◆ **THE TASK**
Would you transcribe all of the data exactly, down to the last character?

# start of RECORDS PROVIDED

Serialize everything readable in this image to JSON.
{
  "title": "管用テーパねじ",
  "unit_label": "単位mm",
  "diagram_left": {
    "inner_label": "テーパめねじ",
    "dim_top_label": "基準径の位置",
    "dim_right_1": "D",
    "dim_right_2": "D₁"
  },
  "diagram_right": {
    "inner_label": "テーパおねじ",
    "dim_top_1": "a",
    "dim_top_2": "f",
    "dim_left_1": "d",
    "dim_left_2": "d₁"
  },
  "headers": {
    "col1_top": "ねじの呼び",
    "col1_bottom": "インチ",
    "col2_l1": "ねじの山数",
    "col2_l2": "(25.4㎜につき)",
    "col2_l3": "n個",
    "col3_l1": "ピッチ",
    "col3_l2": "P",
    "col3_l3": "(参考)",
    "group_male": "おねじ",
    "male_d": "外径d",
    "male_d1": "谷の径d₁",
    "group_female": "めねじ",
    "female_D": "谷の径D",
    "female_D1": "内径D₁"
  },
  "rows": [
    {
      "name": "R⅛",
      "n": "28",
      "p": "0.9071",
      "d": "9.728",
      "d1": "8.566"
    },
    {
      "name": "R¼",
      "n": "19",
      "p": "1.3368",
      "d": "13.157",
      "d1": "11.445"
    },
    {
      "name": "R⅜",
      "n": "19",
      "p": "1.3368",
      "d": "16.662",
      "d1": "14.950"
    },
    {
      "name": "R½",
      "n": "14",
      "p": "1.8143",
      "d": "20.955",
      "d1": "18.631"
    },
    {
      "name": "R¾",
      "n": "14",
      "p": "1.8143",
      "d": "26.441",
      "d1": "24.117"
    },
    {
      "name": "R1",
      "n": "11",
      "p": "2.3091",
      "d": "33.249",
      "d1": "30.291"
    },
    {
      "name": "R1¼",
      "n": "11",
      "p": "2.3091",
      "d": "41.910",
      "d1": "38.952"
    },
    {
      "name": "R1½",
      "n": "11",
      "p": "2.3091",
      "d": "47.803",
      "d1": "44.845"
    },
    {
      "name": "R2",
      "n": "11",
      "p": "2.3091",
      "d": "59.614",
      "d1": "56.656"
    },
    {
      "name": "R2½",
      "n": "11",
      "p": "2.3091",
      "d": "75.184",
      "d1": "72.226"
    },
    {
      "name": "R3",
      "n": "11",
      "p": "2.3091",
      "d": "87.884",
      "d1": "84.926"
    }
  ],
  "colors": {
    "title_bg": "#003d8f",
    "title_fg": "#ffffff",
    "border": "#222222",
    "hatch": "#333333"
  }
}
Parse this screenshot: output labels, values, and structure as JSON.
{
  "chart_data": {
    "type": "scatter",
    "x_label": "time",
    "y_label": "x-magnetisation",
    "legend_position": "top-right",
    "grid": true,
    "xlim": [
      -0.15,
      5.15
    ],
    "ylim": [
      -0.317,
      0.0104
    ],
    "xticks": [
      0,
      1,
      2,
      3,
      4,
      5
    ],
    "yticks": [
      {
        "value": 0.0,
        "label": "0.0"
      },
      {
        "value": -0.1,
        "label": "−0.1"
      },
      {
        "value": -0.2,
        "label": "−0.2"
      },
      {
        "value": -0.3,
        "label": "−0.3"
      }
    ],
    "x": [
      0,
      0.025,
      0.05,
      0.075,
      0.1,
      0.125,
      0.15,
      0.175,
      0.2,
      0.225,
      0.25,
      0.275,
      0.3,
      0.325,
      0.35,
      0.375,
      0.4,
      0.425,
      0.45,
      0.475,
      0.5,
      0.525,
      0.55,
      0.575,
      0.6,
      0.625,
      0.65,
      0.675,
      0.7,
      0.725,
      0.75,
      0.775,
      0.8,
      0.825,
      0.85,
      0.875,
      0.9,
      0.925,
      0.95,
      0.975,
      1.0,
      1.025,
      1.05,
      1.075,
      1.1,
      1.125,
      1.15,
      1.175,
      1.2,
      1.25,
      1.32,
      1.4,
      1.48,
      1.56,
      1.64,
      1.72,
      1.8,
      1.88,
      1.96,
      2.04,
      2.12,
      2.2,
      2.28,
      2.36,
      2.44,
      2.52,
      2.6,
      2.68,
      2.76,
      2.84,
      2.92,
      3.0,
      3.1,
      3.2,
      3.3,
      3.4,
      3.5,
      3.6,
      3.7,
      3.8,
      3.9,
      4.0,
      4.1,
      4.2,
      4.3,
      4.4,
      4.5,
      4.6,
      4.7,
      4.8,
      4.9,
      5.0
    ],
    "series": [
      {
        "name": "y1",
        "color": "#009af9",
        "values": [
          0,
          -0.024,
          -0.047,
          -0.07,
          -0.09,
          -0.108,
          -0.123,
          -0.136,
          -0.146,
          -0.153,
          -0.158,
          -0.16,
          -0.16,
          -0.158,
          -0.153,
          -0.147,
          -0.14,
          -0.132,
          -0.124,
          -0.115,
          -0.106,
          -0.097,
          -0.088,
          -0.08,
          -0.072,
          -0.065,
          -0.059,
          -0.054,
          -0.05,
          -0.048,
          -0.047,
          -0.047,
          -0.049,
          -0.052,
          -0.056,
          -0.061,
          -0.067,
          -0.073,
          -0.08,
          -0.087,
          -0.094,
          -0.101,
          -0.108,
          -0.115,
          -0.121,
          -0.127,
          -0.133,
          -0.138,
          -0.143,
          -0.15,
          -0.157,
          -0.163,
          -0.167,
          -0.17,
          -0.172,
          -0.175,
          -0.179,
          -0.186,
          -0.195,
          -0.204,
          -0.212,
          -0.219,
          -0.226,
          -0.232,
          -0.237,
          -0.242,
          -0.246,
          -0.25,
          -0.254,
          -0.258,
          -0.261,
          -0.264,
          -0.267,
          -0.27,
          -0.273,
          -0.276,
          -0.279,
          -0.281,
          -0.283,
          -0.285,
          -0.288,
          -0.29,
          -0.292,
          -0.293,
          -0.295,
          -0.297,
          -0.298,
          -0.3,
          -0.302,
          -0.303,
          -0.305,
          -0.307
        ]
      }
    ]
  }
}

# end of RECORDS PROVIDED

◆ **ANSWER TO THIS PROBLEM**
Serialize everything readable in this image to JSON.
{
  "title": "管用テーパねじ",
  "unit_label": "単位mm",
  "diagram_left": {
    "inner_label": "テーパめねじ",
    "dim_top_label": "基準径の位置",
    "dim_right_1": "D",
    "dim_right_2": "D₁"
  },
  "diagram_right": {
    "inner_label": "テーパおねじ",
    "dim_top_1": "a",
    "dim_top_2": "f",
    "dim_left_1": "d",
    "dim_left_2": "d₁"
  },
  "headers": {
    "col1_top": "ねじの呼び",
    "col1_bottom": "インチ",
    "col2_l1": "ねじの山数",
    "col2_l2": "(25.4㎜につき)",
    "col2_l3": "n個",
    "col3_l1": "ピッチ",
    "col3_l2": "P",
    "col3_l3": "(参考)",
    "group_male": "おねじ",
    "male_d": "外径d",
    "male_d1": "谷の径d₁",
    "group_female": "めねじ",
    "female_D": "谷の径D",
    "female_D1": "内径D₁"
  },
  "rows": [
    {
      "name": "R⅛",
      "n": "28",
      "p": "0.9071",
      "d": "9.728",
      "d1": "8.566"
    },
    {
      "name": "R¼",
      "n": "19",
      "p": "1.3368",
      "d": "13.157",
      "d1": "11.445"
    },
    {
      "name": "R⅜",
      "n": "19",
      "p": "1.3368",
      "d": "16.662",
      "d1": "14.950"
    },
    {
      "name": "R½",
      "n": "14",
      "p": "1.8143",
      "d": "20.955",
      "d1": "18.631"
    },
    {
      "name": "R¾",
      "n": "14",
      "p": "1.8143",
      "d": "26.441",
      "d1": "24.117"
    },
    {
      "name": "R1",
      "n": "11",
      "p": "2.3091",
      "d": "33.249",
      "d1": "30.291"
    },
    {
      "name": "R1¼",
      "n": "11",
      "p": "2.3091",
      "d": "41.910",
      "d1": "38.952"
    },
    {
      "name": "R1½",
      "n": "11",
      "p": "2.3091",
      "d": "47.803",
      "d1": "44.845"
    },
    {
      "name": "R2",
      "n": "11",
      "p": "2.3091",
      "d": "59.614",
      "d1": "56.656"
    },
    {
      "name": "R2½",
      "n": "11",
      "p": "2.3091",
      "d": "75.184",
      "d1": "72.226"
    },
    {
      "name": "R3",
      "n": "11",
      "p": "2.3091",
      "d": "87.884",
      "d1": "84.926"
    }
  ],
  "colors": {
    "title_bg": "#003d8f",
    "title_fg": "#ffffff",
    "border": "#222222",
    "hatch": "#333333"
  }
}
Parse this screenshot: output labels, values, and structure as JSON.
{
  "chart_data": {
    "type": "scatter",
    "x_label": "time",
    "y_label": "x-magnetisation",
    "legend_position": "top-right",
    "grid": true,
    "xlim": [
      -0.15,
      5.15
    ],
    "ylim": [
      -0.317,
      0.0104
    ],
    "xticks": [
      0,
      1,
      2,
      3,
      4,
      5
    ],
    "yticks": [
      {
        "value": 0.0,
        "label": "0.0"
      },
      {
        "value": -0.1,
        "label": "−0.1"
      },
      {
        "value": -0.2,
        "label": "−0.2"
      },
      {
        "value": -0.3,
        "label": "−0.3"
      }
    ],
    "x": [
      0,
      0.025,
      0.05,
      0.075,
      0.1,
      0.125,
      0.15,
      0.175,
      0.2,
      0.225,
      0.25,
      0.275,
      0.3,
      0.325,
      0.35,
      0.375,
      0.4,
      0.425,
      0.45,
      0.475,
      0.5,
      0.525,
      0.55,
      0.575,
      0.6,
      0.625,
      0.65,
      0.675,
      0.7,
      0.725,
      0.75,
      0.775,
      0.8,
      0.825,
      0.85,
      0.875,
      0.9,
      0.925,
      0.95,
      0.975,
      1.0,
      1.025,
      1.05,
      1.075,
      1.1,
      1.125,
      1.15,
      1.175,
      1.2,
      1.25,
      1.32,
      1.4,
      1.48,
      1.56,
      1.64,
      1.72,
      1.8,
      1.88,
      1.96,
      2.04,
      2.12,
      2.2,
      2.28,
      2.36,
      2.44,
      2.52,
      2.6,
      2.68,
      2.76,
      2.84,
      2.92,
      3.0,
      3.1,
      3.2,
      3.3,
      3.4,
      3.5,
      3.6,
      3.7,
      3.8,
      3.9,
      4.0,
      4.1,
      4.2,
      4.3,
      4.4,
      4.5,
      4.6,
      4.7,
      4.8,
      4.9,
      5.0
    ],
    "series": [
      {
        "name": "y1",
        "color": "#009af9",
        "values": [
          0,
          -0.024,
          -0.047,
          -0.07,
          -0.09,
          -0.108,
          -0.123,
          -0.136,
          -0.146,
          -0.153,
          -0.158,
          -0.16,
          -0.16,
          -0.158,
          -0.153,
          -0.147,
          -0.14,
          -0.132,
          -0.124,
          -0.115,
          -0.106,
          -0.097,
          -0.088,
          -0.08,
          -0.072,
          -0.065,
          -0.059,
          -0.054,
          -0.05,
          -0.048,
          -0.047,
          -0.047,
          -0.049,
          -0.052,
          -0.056,
          -0.061,
          -0.067,
          -0.073,
          -0.08,
          -0.087,
          -0.094,
          -0.101,
          -0.108,
          -0.115,
          -0.121,
          -0.127,
          -0.133,
          -0.138,
          -0.143,
          -0.15,
          -0.157,
          -0.163,
          -0.167,
          -0.17,
          -0.172,
          -0.175,
          -0.179,
          -0.186,
          -0.195,
          -0.204,
          -0.212,
          -0.219,
          -0.226,
          -0.232,
          -0.237,
          -0.242,
          -0.246,
          -0.25,
          -0.254,
          -0.258,
          -0.261,
          -0.264,
          -0.267,
          -0.27,
          -0.273,
          -0.276,
          -0.279,
          -0.281,
          -0.283,
          -0.285,
          -0.288,
          -0.29,
          -0.292,
          -0.293,
          -0.295,
          -0.297,
          -0.298,
          -0.3,
          -0.302,
          -0.303,
          -0.305,
          -0.307
        ]
      }
    ]
  }
}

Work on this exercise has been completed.